**What you will do:**
Provide an exact transcription of all the records.

[Records from a data source]
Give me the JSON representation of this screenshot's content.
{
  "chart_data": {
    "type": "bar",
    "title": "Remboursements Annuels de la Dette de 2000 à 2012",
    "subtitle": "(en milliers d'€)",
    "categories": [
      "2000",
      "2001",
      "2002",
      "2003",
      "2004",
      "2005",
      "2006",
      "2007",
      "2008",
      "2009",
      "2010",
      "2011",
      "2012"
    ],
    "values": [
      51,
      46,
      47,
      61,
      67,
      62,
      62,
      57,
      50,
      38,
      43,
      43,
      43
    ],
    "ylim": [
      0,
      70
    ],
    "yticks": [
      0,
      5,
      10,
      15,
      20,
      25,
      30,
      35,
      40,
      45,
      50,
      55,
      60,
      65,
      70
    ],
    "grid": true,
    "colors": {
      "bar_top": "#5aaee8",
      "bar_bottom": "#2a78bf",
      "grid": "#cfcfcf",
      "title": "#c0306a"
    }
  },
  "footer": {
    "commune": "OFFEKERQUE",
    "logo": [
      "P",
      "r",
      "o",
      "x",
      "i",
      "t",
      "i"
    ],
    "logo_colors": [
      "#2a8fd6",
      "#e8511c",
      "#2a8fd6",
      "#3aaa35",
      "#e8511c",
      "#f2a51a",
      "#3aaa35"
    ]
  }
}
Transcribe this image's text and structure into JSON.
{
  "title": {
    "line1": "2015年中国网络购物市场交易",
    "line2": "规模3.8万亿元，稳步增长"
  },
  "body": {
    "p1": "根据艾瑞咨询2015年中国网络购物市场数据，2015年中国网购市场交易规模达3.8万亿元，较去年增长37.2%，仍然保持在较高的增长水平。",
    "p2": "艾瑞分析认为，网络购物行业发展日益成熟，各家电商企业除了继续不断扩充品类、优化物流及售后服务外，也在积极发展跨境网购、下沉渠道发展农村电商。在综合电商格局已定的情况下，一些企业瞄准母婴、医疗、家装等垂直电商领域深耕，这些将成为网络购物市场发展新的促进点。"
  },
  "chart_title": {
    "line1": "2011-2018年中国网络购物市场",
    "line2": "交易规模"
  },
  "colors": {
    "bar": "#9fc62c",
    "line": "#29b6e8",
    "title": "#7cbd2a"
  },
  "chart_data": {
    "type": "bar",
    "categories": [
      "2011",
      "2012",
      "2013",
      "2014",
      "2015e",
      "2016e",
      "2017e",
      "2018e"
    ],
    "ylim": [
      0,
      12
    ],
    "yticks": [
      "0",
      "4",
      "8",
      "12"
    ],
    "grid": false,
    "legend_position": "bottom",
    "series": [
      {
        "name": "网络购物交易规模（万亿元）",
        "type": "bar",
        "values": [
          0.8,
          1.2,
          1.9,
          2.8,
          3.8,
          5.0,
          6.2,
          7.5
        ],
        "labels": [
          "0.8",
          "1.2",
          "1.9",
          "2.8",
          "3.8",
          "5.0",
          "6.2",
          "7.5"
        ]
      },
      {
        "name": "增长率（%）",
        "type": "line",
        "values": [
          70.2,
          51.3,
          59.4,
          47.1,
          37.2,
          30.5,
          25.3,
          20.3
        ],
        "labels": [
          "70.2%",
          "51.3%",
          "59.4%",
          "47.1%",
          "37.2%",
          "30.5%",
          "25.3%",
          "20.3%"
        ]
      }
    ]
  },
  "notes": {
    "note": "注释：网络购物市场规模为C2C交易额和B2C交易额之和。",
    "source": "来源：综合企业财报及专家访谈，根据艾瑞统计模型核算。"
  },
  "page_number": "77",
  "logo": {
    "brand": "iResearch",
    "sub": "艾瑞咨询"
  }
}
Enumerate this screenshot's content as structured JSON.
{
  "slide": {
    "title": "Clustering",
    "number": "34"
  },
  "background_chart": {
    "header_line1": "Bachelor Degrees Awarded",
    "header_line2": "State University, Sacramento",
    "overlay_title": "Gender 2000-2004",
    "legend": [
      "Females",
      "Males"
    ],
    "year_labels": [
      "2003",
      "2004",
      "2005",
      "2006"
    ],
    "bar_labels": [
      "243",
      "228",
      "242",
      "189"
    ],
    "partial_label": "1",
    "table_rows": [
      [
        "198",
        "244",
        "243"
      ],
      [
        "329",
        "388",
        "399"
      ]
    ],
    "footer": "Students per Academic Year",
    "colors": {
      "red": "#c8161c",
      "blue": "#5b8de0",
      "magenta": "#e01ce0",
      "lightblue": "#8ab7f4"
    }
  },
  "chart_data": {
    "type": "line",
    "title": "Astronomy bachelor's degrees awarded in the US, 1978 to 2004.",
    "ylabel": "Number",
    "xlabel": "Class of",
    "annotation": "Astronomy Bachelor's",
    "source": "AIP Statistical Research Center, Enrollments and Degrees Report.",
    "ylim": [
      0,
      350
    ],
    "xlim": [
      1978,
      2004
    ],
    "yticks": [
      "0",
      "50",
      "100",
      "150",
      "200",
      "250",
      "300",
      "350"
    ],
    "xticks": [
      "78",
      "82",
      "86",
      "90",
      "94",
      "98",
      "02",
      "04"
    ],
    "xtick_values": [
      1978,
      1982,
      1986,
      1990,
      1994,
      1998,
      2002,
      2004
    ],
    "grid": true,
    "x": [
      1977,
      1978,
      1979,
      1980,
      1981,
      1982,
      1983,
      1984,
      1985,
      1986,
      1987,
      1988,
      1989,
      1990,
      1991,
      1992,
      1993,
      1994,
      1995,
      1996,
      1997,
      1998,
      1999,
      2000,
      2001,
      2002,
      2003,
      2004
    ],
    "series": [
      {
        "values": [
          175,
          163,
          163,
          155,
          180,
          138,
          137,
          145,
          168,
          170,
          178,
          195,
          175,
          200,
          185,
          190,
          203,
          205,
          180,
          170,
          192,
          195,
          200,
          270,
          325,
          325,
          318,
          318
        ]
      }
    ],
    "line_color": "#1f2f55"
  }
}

**Exercise result:**
Give me the JSON representation of this screenshot's content.
{
  "chart_data": {
    "type": "bar",
    "title": "Remboursements Annuels de la Dette de 2000 à 2012",
    "subtitle": "(en milliers d'€)",
    "categories": [
      "2000",
      "2001",
      "2002",
      "2003",
      "2004",
      "2005",
      "2006",
      "2007",
      "2008",
      "2009",
      "2010",
      "2011",
      "2012"
    ],
    "values": [
      51,
      46,
      47,
      61,
      67,
      62,
      62,
      57,
      50,
      38,
      43,
      43,
      43
    ],
    "ylim": [
      0,
      70
    ],
    "yticks": [
      0,
      5,
      10,
      15,
      20,
      25,
      30,
      35,
      40,
      45,
      50,
      55,
      60,
      65,
      70
    ],
    "grid": true,
    "colors": {
      "bar_top": "#5aaee8",
      "bar_bottom": "#2a78bf",
      "grid": "#cfcfcf",
      "title": "#c0306a"
    }
  },
  "footer": {
    "commune": "OFFEKERQUE",
    "logo": [
      "P",
      "r",
      "o",
      "x",
      "i",
      "t",
      "i"
    ],
    "logo_colors": [
      "#2a8fd6",
      "#e8511c",
      "#2a8fd6",
      "#3aaa35",
      "#e8511c",
      "#f2a51a",
      "#3aaa35"
    ]
  }
}
Transcribe this image's text and structure into JSON.
{
  "title": {
    "line1": "2015年中国网络购物市场交易",
    "line2": "规模3.8万亿元，稳步增长"
  },
  "body": {
    "p1": "根据艾瑞咨询2015年中国网络购物市场数据，2015年中国网购市场交易规模达3.8万亿元，较去年增长37.2%，仍然保持在较高的增长水平。",
    "p2": "艾瑞分析认为，网络购物行业发展日益成熟，各家电商企业除了继续不断扩充品类、优化物流及售后服务外，也在积极发展跨境网购、下沉渠道发展农村电商。在综合电商格局已定的情况下，一些企业瞄准母婴、医疗、家装等垂直电商领域深耕，这些将成为网络购物市场发展新的促进点。"
  },
  "chart_title": {
    "line1": "2011-2018年中国网络购物市场",
    "line2": "交易规模"
  },
  "colors": {
    "bar": "#9fc62c",
    "line": "#29b6e8",
    "title": "#7cbd2a"
  },
  "chart_data": {
    "type": "bar",
    "categories": [
      "2011",
      "2012",
      "2013",
      "2014",
      "2015e",
      "2016e",
      "2017e",
      "2018e"
    ],
    "ylim": [
      0,
      12
    ],
    "yticks": [
      "0",
      "4",
      "8",
      "12"
    ],
    "grid": false,
    "legend_position": "bottom",
    "series": [
      {
        "name": "网络购物交易规模（万亿元）",
        "type": "bar",
        "values": [
          0.8,
          1.2,
          1.9,
          2.8,
          3.8,
          5.0,
          6.2,
          7.5
        ],
        "labels": [
          "0.8",
          "1.2",
          "1.9",
          "2.8",
          "3.8",
          "5.0",
          "6.2",
          "7.5"
        ]
      },
      {
        "name": "增长率（%）",
        "type": "line",
        "values": [
          70.2,
          51.3,
          59.4,
          47.1,
          37.2,
          30.5,
          25.3,
          20.3
        ],
        "labels": [
          "70.2%",
          "51.3%",
          "59.4%",
          "47.1%",
          "37.2%",
          "30.5%",
          "25.3%",
          "20.3%"
        ]
      }
    ]
  },
  "notes": {
    "note": "注释：网络购物市场规模为C2C交易额和B2C交易额之和。",
    "source": "来源：综合企业财报及专家访谈，根据艾瑞统计模型核算。"
  },
  "page_number": "77",
  "logo": {
    "brand": "iResearch",
    "sub": "艾瑞咨询"
  }
}
Enumerate this screenshot's content as structured JSON.
{
  "slide": {
    "title": "Clustering",
    "number": "34"
  },
  "background_chart": {
    "header_line1": "Bachelor Degrees Awarded",
    "header_line2": "State University, Sacramento",
    "overlay_title": "Gender 2000-2004",
    "legend": [
      "Females",
      "Males"
    ],
    "year_labels": [
      "2003",
      "2004",
      "2005",
      "2006"
    ],
    "bar_labels": [
      "243",
      "228",
      "242",
      "189"
    ],
    "partial_label": "1",
    "table_rows": [
      [
        "198",
        "244",
        "243"
      ],
      [
        "329",
        "388",
        "399"
      ]
    ],
    "footer": "Students per Academic Year",
    "colors": {
      "red": "#c8161c",
      "blue": "#5b8de0",
      "magenta": "#e01ce0",
      "lightblue": "#8ab7f4"
    }
  },
  "chart_data": {
    "type": "line",
    "title": "Astronomy bachelor's degrees awarded in the US, 1978 to 2004.",
    "ylabel": "Number",
    "xlabel": "Class of",
    "annotation": "Astronomy Bachelor's",
    "source": "AIP Statistical Research Center, Enrollments and Degrees Report.",
    "ylim": [
      0,
      350
    ],
    "xlim": [
      1978,
      2004
    ],
    "yticks": [
      "0",
      "50",
      "100",
      "150",
      "200",
      "250",
      "300",
      "350"
    ],
    "xticks": [
      "78",
      "82",
      "86",
      "90",
      "94",
      "98",
      "02",
      "04"
    ],
    "xtick_values": [
      1978,
      1982,
      1986,
      1990,
      1994,
      1998,
      2002,
      2004
    ],
    "grid": true,
    "x": [
      1977,
      1978,
      1979,
      1980,
      1981,
      1982,
      1983,
      1984,
      1985,
      1986,
      1987,
      1988,
      1989,
      1990,
      1991,
      1992,
      1993,
      1994,
      1995,
      1996,
      1997,
      1998,
      1999,
      2000,
      2001,
      2002,
      2003,
      2004
    ],
    "series": [
      {
        "values": [
          175,
          163,
          163,
          155,
          180,
          138,
          137,
          145,
          168,
          170,
          178,
          195,
          175,
          200,
          185,
          190,
          203,
          205,
          180,
          170,
          192,
          195,
          200,
          270,
          325,
          325,
          318,
          318
        ]
      }
    ],
    "line_color": "#1f2f55"
  }
}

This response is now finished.